AIM OF THE EXERCISE »
Reproduce word for word the entries from the line with "bezier-canvas[interactable]: MOVE START-END" up to and including the line with "enumerate the UI".
>> BEGIN
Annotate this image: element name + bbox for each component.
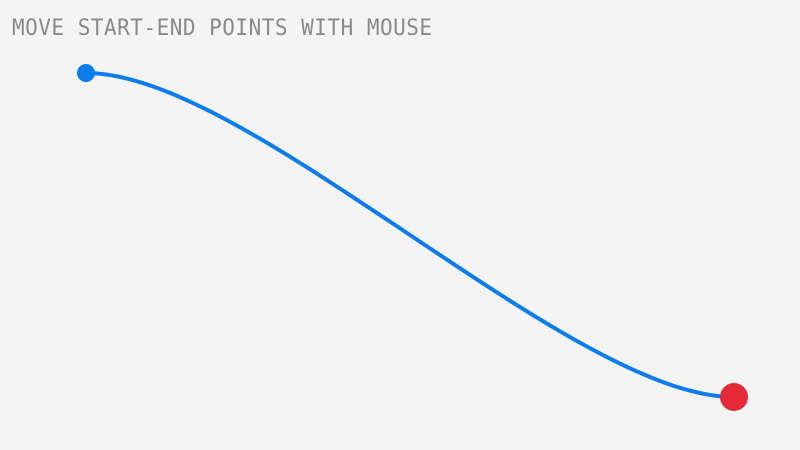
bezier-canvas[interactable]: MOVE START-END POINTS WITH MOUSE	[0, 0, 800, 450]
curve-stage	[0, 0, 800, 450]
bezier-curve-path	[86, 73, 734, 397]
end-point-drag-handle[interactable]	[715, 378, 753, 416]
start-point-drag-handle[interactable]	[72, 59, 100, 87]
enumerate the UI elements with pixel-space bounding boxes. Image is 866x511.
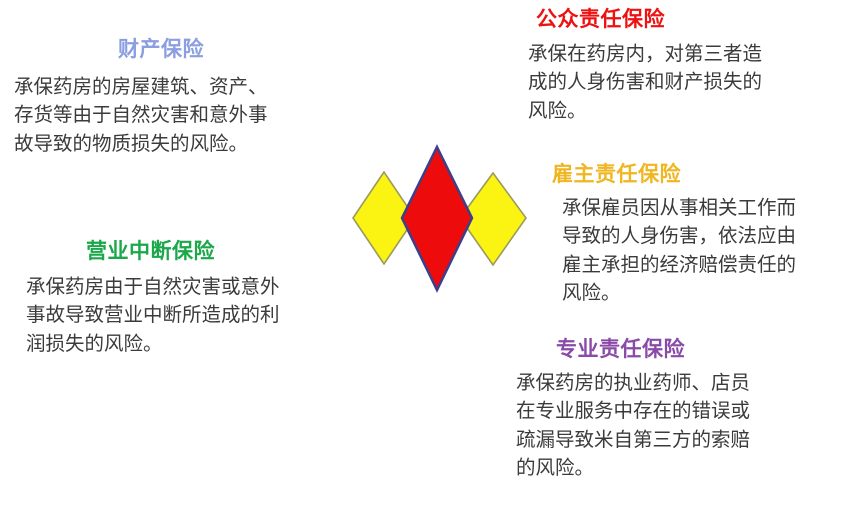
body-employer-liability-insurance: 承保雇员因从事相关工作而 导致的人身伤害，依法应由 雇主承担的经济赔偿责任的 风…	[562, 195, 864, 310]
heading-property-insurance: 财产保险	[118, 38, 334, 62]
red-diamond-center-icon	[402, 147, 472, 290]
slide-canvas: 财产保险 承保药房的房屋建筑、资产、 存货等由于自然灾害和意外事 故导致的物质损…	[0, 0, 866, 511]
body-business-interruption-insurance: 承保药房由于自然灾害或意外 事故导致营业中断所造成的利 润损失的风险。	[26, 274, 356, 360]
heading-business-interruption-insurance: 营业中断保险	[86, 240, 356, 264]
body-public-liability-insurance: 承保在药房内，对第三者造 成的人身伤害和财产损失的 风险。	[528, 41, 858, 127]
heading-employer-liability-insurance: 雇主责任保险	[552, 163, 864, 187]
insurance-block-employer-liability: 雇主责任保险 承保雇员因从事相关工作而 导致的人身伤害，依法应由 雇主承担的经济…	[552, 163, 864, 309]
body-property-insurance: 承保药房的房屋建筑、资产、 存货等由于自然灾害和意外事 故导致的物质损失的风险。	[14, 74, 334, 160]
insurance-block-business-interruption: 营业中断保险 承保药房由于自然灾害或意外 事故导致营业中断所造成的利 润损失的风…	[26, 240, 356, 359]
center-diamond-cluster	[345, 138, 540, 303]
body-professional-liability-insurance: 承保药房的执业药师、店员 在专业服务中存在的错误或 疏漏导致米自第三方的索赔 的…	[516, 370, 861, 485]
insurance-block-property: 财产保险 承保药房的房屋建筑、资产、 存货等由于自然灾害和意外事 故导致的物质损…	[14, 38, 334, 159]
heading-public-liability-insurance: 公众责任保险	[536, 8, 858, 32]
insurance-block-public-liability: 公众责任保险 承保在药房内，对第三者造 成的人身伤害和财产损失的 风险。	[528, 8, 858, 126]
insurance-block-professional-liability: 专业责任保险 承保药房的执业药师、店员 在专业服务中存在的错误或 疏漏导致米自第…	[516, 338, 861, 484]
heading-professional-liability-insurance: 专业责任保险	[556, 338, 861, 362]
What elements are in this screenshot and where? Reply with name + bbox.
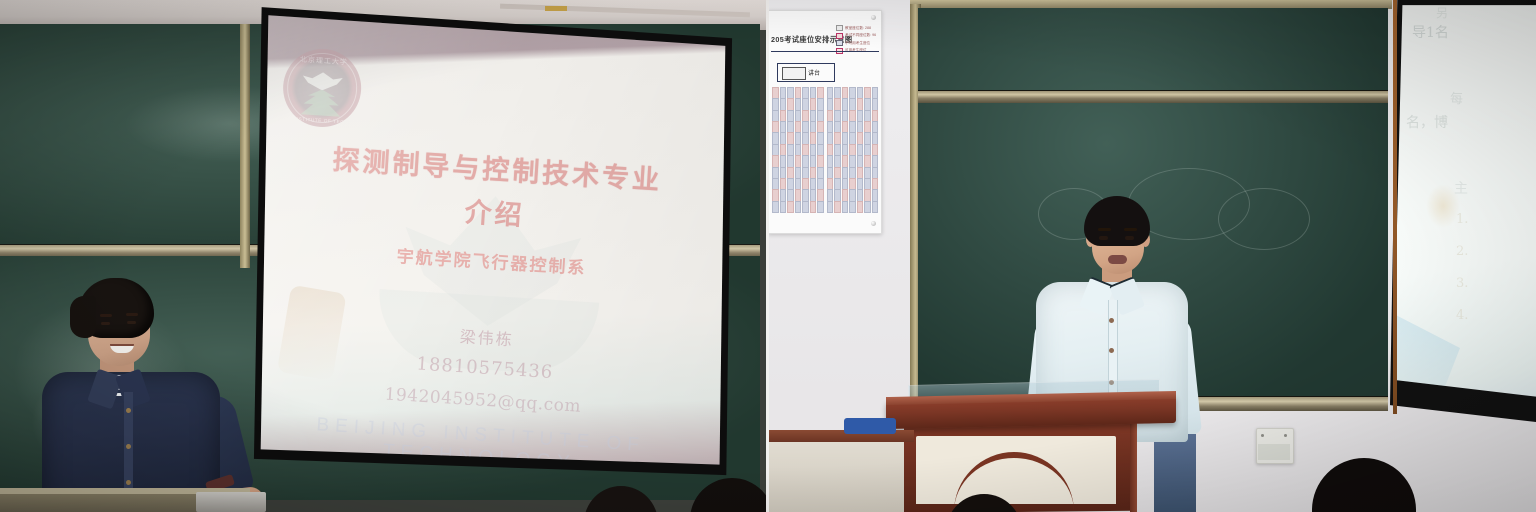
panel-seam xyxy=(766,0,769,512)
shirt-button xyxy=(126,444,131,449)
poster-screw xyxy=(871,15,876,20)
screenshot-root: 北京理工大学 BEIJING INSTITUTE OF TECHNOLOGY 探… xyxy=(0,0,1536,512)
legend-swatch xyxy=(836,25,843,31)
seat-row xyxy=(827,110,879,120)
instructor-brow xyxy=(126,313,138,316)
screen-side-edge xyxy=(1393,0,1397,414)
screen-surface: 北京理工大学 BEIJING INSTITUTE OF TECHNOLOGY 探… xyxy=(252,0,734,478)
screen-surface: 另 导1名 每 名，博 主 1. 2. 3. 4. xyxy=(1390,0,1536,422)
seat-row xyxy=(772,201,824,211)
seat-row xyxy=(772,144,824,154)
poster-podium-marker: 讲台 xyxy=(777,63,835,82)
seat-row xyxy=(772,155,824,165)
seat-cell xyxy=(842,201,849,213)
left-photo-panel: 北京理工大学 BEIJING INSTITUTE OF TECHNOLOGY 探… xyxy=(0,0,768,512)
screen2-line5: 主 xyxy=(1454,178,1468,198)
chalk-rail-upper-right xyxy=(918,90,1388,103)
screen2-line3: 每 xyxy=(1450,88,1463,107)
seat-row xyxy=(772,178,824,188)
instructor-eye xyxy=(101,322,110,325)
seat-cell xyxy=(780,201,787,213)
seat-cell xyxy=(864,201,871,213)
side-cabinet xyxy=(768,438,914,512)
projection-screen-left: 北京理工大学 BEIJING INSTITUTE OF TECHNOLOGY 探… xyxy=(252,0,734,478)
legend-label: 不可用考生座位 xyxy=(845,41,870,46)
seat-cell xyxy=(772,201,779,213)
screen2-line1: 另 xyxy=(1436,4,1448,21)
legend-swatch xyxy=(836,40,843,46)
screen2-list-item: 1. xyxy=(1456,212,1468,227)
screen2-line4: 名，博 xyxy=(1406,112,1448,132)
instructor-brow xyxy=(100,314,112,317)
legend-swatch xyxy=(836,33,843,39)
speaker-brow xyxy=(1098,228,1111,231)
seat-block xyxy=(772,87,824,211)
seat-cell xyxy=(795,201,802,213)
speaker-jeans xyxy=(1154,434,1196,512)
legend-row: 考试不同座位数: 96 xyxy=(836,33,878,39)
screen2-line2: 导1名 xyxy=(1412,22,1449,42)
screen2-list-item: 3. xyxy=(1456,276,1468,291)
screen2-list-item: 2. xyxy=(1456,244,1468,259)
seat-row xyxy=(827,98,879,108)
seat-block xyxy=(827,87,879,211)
>> END
FINISHED EXERCISE »
bezier-canvas[interactable]: MOVE START-END POINTS WITH MOUSE	[0, 0, 800, 450]
curve-stage	[0, 0, 800, 450]
bezier-curve-path	[86, 73, 734, 397]
end-point-drag-handle[interactable]	[715, 378, 753, 416]
start-point-drag-handle[interactable]	[72, 59, 100, 87]
enumerate the UI elements with pixel-space bounding boxes. Image is 866x511.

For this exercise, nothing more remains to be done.